▶ [ENTRIES SHOWN]:

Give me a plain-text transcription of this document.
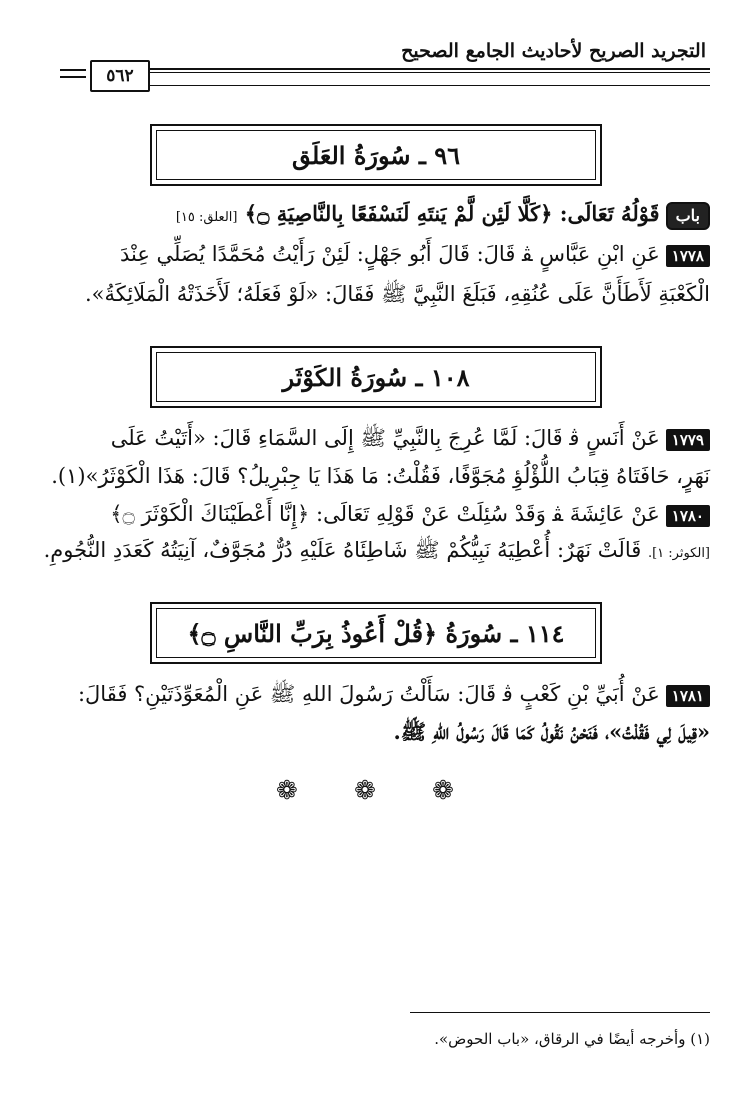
التجريد الصريح لأحاديث الجامع الصحيح
٥٦٢
٩٦ ـ سُورَةُ العَلَق
بابقَوْلُهُ تَعَالَى: ﴿كَلَّا لَئِن لَّمْ يَنتَهِ لَنَسْفَعًا بِالنَّاصِيَةِ ۝﴾ [العلق: ١٥]
١٧٧٨عَنِ ابْنِ عَبَّاسٍ ﭭ قَالَ: قَالَ أَبُو جَهْلٍ: لَئِنْ رَأَيْتُ مُحَمَّدًا يُصَلِّي عِنْدَ
الْكَعْبَةِ لَأَطَأَنَّ عَلَى عُنُقِهِ، فَبَلَغَ النَّبِيَّ ﷺ فَقَالَ: «لَوْ فَعَلَهُ؛ لَأَخَذَتْهُ الْمَلَائِكَةُ».
١٠٨ ـ سُورَةُ الكَوْثَر
١٧٧٩عَنْ أَنَسٍ ﭬ قَالَ: لَمَّا عُرِجَ بِالنَّبِيِّ ﷺ إِلَى السَّمَاءِ قَالَ: «أَتَيْتُ عَلَى
نَهَرٍ، حَافَتَاهُ قِبَابُ اللُّؤْلُؤِ مُجَوَّفًا، فَقُلْتُ: مَا هَذَا يَا جِبْرِيلُ؟ قَالَ: هَذَا الْكَوْثَرُ»(١).
١٧٨٠عَنْ عَائِشَةَ ﭭ وَقَدْ سُئِلَتْ عَنْ قَوْلِهِ تَعَالَى: ﴿إِنَّا أَعْطَيْنَاكَ الْكَوْثَرَ ۝﴾
[الكوثر: ١]. قَالَتْ نَهَرٌ: أُعْطِيَهُ نَبِيُّكُمْ ﷺ شَاطِئَاهُ عَلَيْهِ دُرٌّ مُجَوَّفٌ، آنِيَتُهُ كَعَدَدِ النُّجُومِ.
١١٤ ـ سُورَةُ ﴿قُلْ أَعُوذُ بِرَبِّ النَّاسِ ۝﴾
١٧٨١عَنْ أُبَيِّ بْنِ كَعْبٍ ﭬ قَالَ: سَأَلْتُ رَسُولَ اللهِ ﷺ عَنِ الْمُعَوِّذَتَيْنِ؟ فَقَالَ:
«قِيلَ لِي فَقُلْتُ»، فَنَحْنُ نَقُولُ كَمَا قَالَ رَسُولُ اللهِ ﷺ.
❁ ❁ ❁
(١) وأخرجه أيضًا في الرقاق، «باب الحوض».
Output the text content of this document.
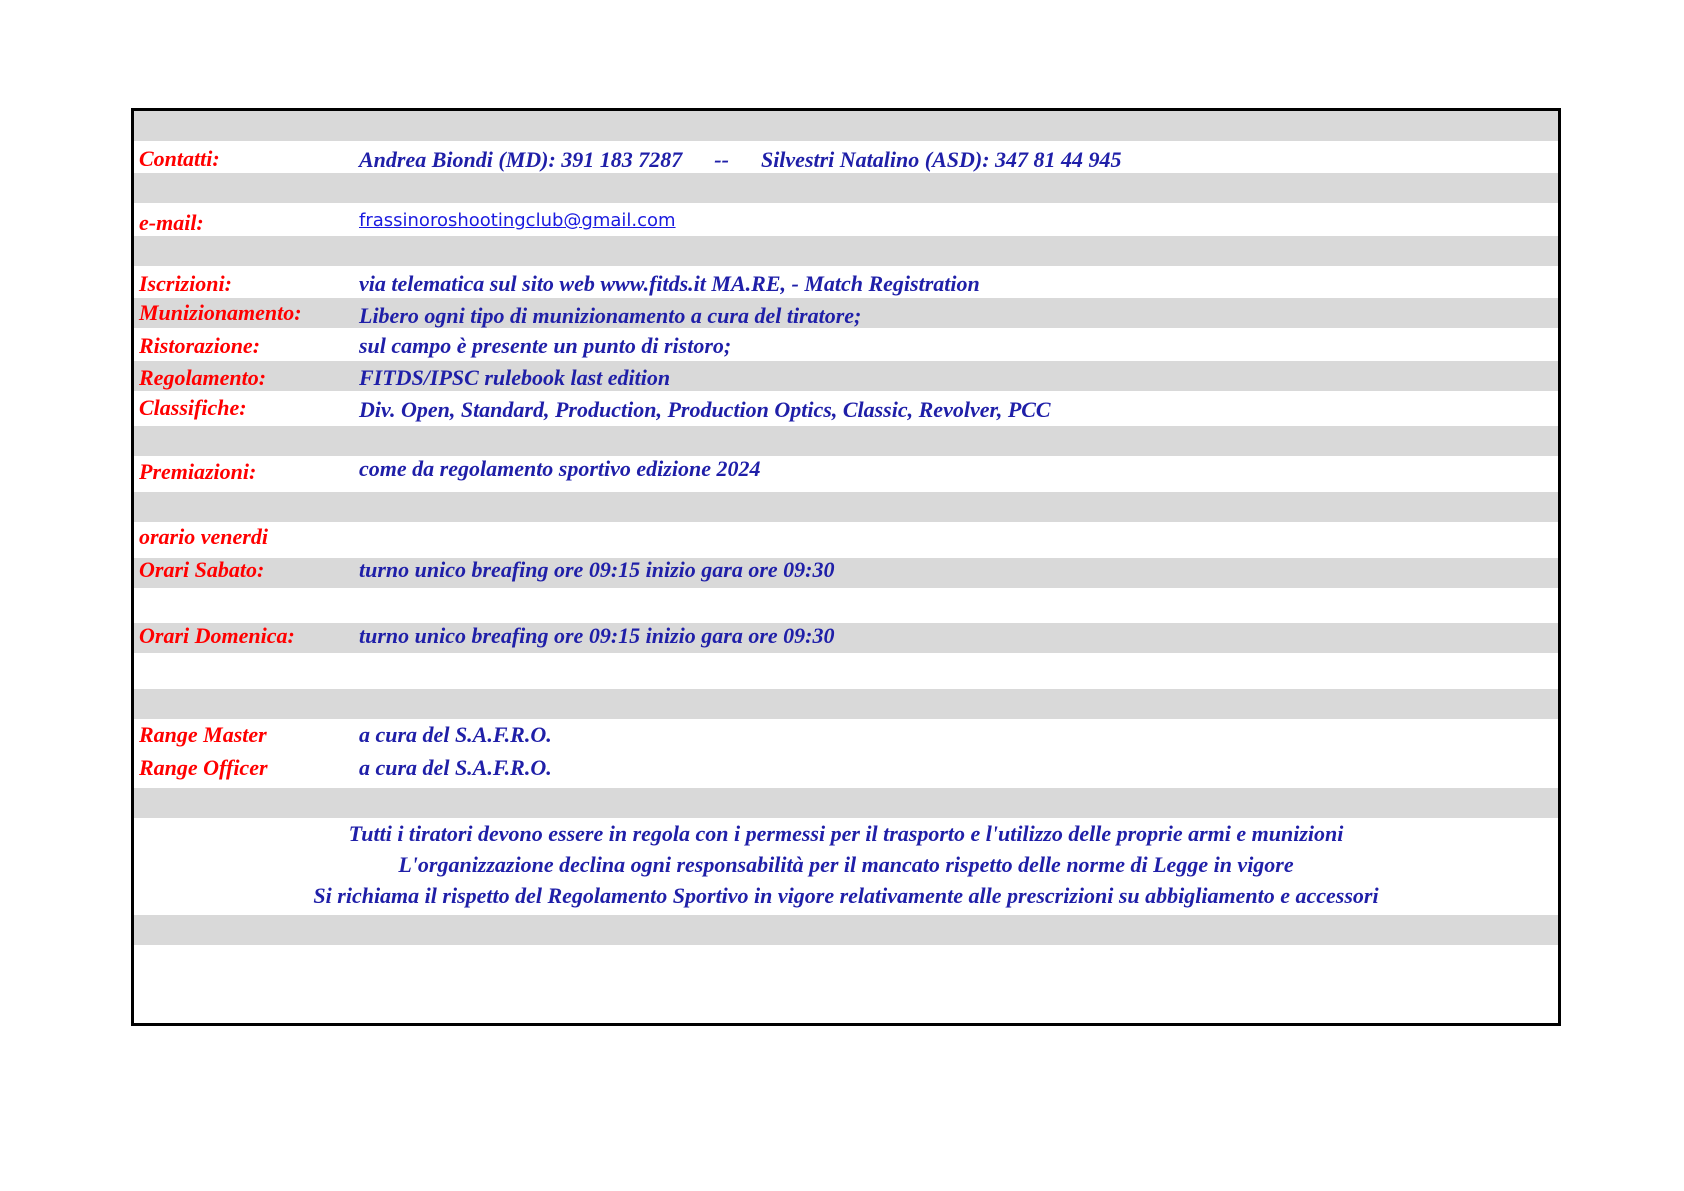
Contatti:	Andrea Biondi (MD): 391 183 7287 -- Silvestri Natalino (ASD): 347 81 44 945
e-mail:	frassinoroshootingclub@gmail.com
Iscrizioni:	via telematica sul sito web www.fitds.it MA.RE, - Match Registration
Munizionamento:	Libero ogni tipo di munizionamento a cura del tiratore;
Ristorazione:	sul campo è presente un punto di ristoro;
Regolamento:	FITDS/IPSC rulebook last edition
Classifiche:	Div. Open, Standard, Production, Production Optics, Classic, Revolver, PCC
Premiazioni:	come da regolamento sportivo edizione 2024
orario venerdi
Orari Sabato:	turno unico breafing ore 09:15 inizio gara ore 09:30
Orari Domenica:	turno unico breafing ore 09:15 inizio gara ore 09:30
Range Master	a cura del S.A.F.R.O.
Range Officer	a cura del S.A.F.R.O.
Tutti i tiratori devono essere in regola con i permessi per il trasporto e l'utilizzo delle proprie armi e munizioni
L'organizzazione declina ogni responsabilità per il mancato rispetto delle norme di Legge in vigore
Si richiama il rispetto del Regolamento Sportivo in vigore relativamente alle prescrizioni su abbigliamento e accessori
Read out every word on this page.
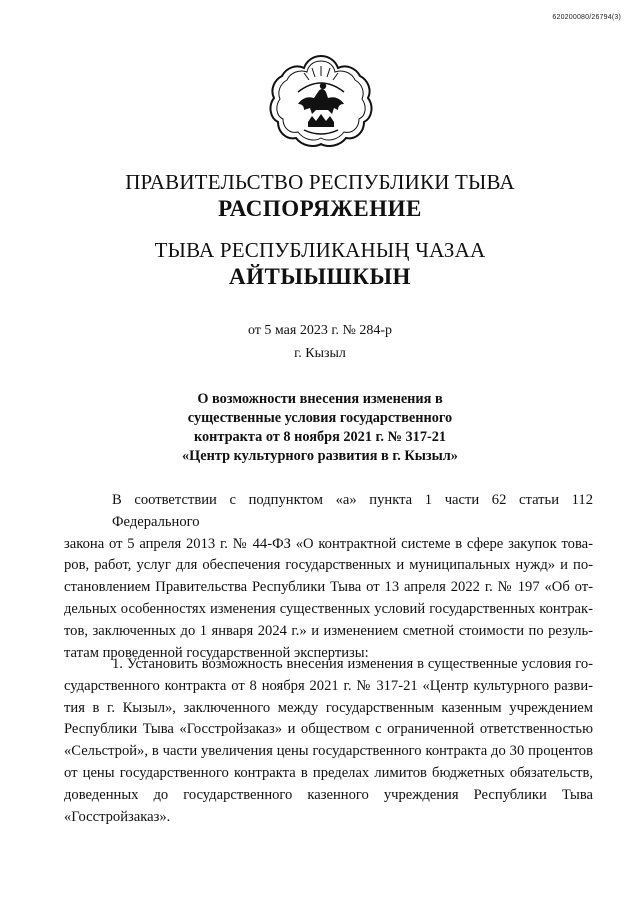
620200080/26794(3)
ПРАВИТЕЛЬСТВО РЕСПУБЛИКИ ТЫВА
РАСПОРЯЖЕНИЕ
ТЫВА РЕСПУБЛИКАНЫҢ ЧАЗАА
АЙТЫЫШКЫН
от 5 мая 2023 г. № 284-р
г. Кызыл
О возможности внесения изменения в
существенные условия государственного
контракта от 8 ноября 2021 г. № 317-21
«Центр культурного развития в г. Кызыл»
В соответствии с подпунктом «а» пункта 1 части 62 статьи 112 Федерального
закона от 5 апреля 2013 г. № 44-ФЗ «О контрактной системе в сфере закупок това-
ров, работ, услуг для обеспечения государственных и муниципальных нужд» и по-
становлением Правительства Республики Тыва от 13 апреля 2022 г. № 197 «Об от-
дельных особенностях изменения существенных условий государственных контрак-
тов, заключенных до 1 января 2024 г.» и изменением сметной стоимости по резуль-
татам проведенной государственной экспертизы:
1. Установить возможность внесения изменения в существенные условия го-
сударственного контракта от 8 ноября 2021 г. № 317-21 «Центр культурного разви-
тия в г. Кызыл», заключенного между государственным казенным учреждением
Республики Тыва «Госстройзаказ» и обществом с ограниченной ответственностью
«Сельстрой», в части увеличения цены государственного контракта до 30 процентов
от цены государственного контракта в пределах лимитов бюджетных обязательств,
доведенных до государственного казенного учреждения Республики Тыва
«Госстройзаказ».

▶ [WRITTEN EXERCISE]:
Give only the number of lines in the entries that contain "внесения".

▶ [PROBLEM SOLUTION]:
2